TO BE DONE: Copy nothing but the text: reproduce each line of the listing exactly and leave the pictures out.

ENTRIES SUPPLIED:
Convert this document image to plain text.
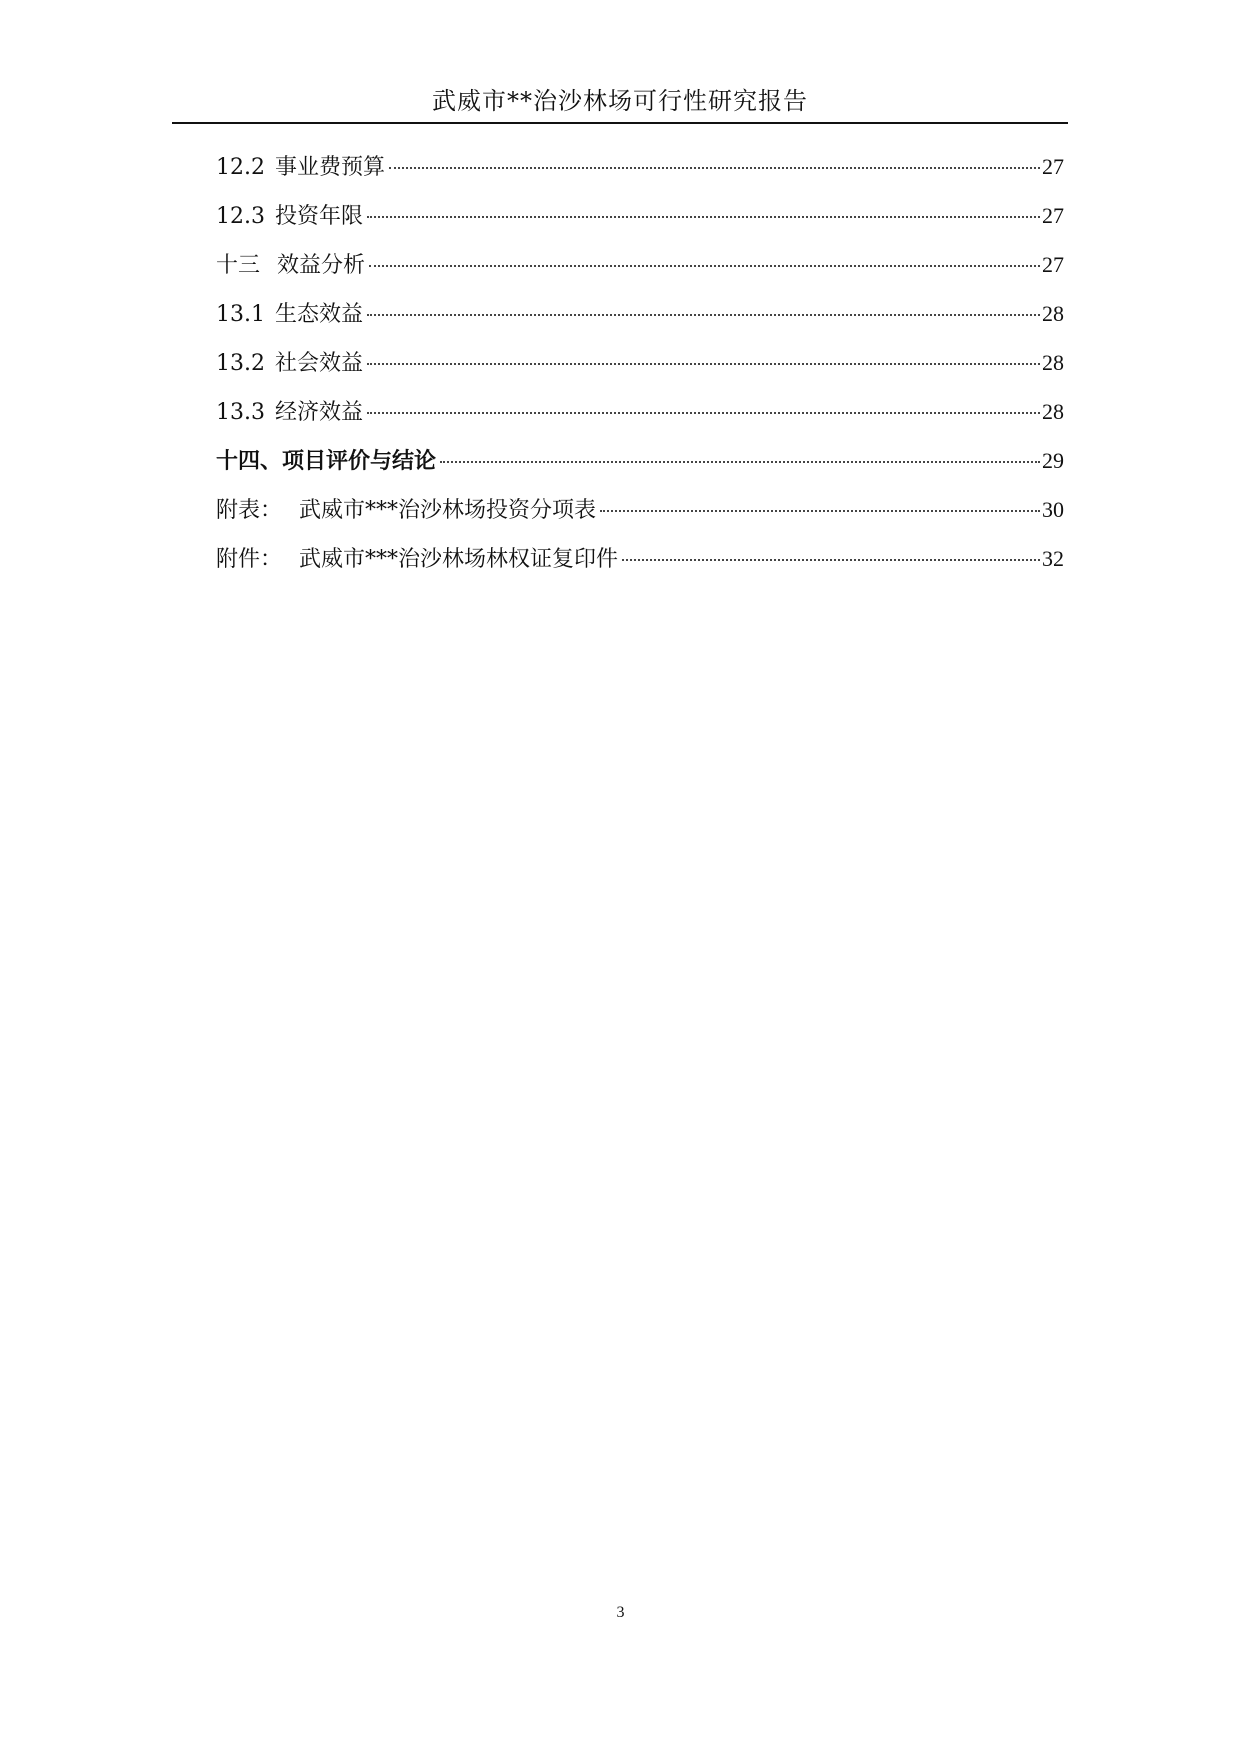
武威市**治沙林场可行性研究报告
12.2 事业费预算	27
12.3 投资年限	27
十三 效益分析	27
13.1 生态效益	28
13.2 社会效益	28
13.3 经济效益	28
十四、项目评价与结论	29
附表： 武威市***治沙林场投资分项表	30
附件： 武威市***治沙林场林权证复印件	32
3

SOLUTION:
Convert this document image to plain text.
武威市**治沙林场可行性研究报告
12.2 事业费预算	27
12.3 投资年限	27
十三 效益分析	27
13.1 生态效益	28
13.2 社会效益	28
13.3 经济效益	28
十四、项目评价与结论	29
附表： 武威市***治沙林场投资分项表	30
附件： 武威市***治沙林场林权证复印件	32
3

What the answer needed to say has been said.